### What is needed
Give back a single number, the count of lines containing the word "cuti".

### Data lines
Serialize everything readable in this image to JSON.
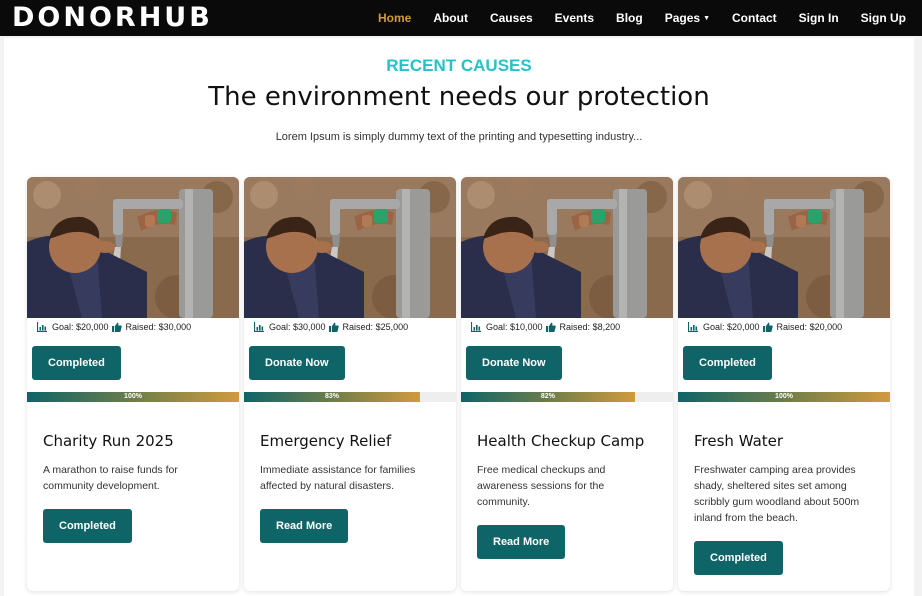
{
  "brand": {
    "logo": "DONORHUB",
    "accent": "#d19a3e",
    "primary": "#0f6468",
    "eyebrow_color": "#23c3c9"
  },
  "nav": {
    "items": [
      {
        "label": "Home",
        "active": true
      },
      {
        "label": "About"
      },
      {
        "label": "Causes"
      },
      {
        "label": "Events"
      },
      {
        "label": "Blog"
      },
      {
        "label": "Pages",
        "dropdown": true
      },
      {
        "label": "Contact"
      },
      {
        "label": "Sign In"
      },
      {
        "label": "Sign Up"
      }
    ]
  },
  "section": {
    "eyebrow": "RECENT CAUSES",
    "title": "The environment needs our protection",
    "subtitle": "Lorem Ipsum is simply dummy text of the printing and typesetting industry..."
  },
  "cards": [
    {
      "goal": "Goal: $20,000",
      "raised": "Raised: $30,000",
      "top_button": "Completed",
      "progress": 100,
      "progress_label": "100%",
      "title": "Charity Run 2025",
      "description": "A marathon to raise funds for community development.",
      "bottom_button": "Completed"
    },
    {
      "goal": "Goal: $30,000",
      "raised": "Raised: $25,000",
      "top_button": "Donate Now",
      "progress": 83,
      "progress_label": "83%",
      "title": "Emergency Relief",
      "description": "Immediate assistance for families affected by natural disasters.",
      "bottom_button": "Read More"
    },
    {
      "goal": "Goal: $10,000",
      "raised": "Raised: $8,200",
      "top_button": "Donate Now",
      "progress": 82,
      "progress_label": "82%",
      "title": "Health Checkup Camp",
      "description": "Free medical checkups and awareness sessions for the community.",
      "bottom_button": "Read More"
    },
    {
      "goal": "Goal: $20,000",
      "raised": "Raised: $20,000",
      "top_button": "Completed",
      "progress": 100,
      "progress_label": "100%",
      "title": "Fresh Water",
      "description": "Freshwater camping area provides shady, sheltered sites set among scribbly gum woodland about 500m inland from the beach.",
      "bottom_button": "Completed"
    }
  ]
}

--

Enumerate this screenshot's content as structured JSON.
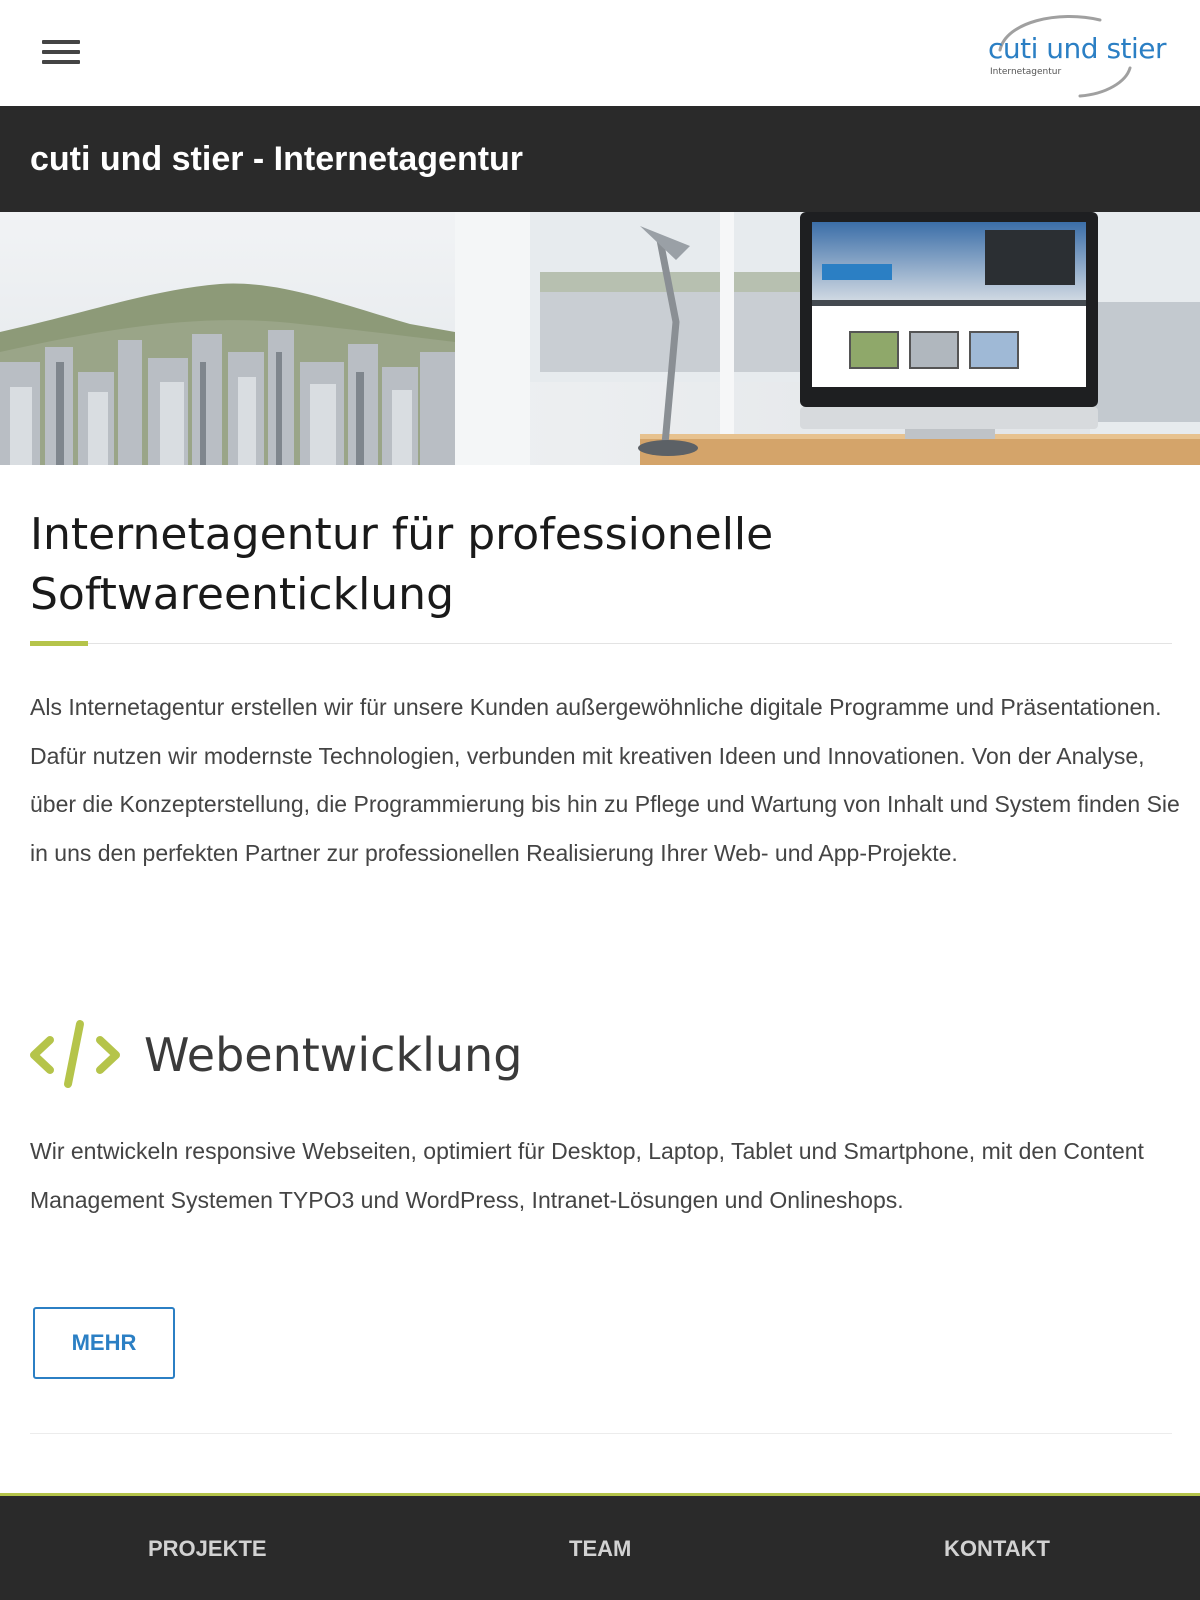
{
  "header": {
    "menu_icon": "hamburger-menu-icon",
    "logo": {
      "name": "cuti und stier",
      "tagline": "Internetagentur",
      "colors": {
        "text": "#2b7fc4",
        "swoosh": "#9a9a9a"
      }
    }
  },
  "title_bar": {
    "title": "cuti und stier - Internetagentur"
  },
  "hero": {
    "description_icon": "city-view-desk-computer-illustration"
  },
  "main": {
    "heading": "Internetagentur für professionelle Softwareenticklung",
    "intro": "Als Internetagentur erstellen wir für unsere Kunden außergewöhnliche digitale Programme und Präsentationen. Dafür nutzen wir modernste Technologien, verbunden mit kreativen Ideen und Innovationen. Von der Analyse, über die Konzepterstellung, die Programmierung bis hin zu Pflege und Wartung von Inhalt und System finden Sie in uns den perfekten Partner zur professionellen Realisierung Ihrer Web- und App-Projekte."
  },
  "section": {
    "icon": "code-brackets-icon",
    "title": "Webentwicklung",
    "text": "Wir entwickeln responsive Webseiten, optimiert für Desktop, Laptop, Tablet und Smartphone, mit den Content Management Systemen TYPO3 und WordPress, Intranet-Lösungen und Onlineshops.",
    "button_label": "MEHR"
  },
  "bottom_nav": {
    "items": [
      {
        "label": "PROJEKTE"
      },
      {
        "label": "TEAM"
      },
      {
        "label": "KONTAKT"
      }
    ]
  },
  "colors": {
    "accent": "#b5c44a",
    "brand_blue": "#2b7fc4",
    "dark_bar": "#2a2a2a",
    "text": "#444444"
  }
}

### Complete answer
2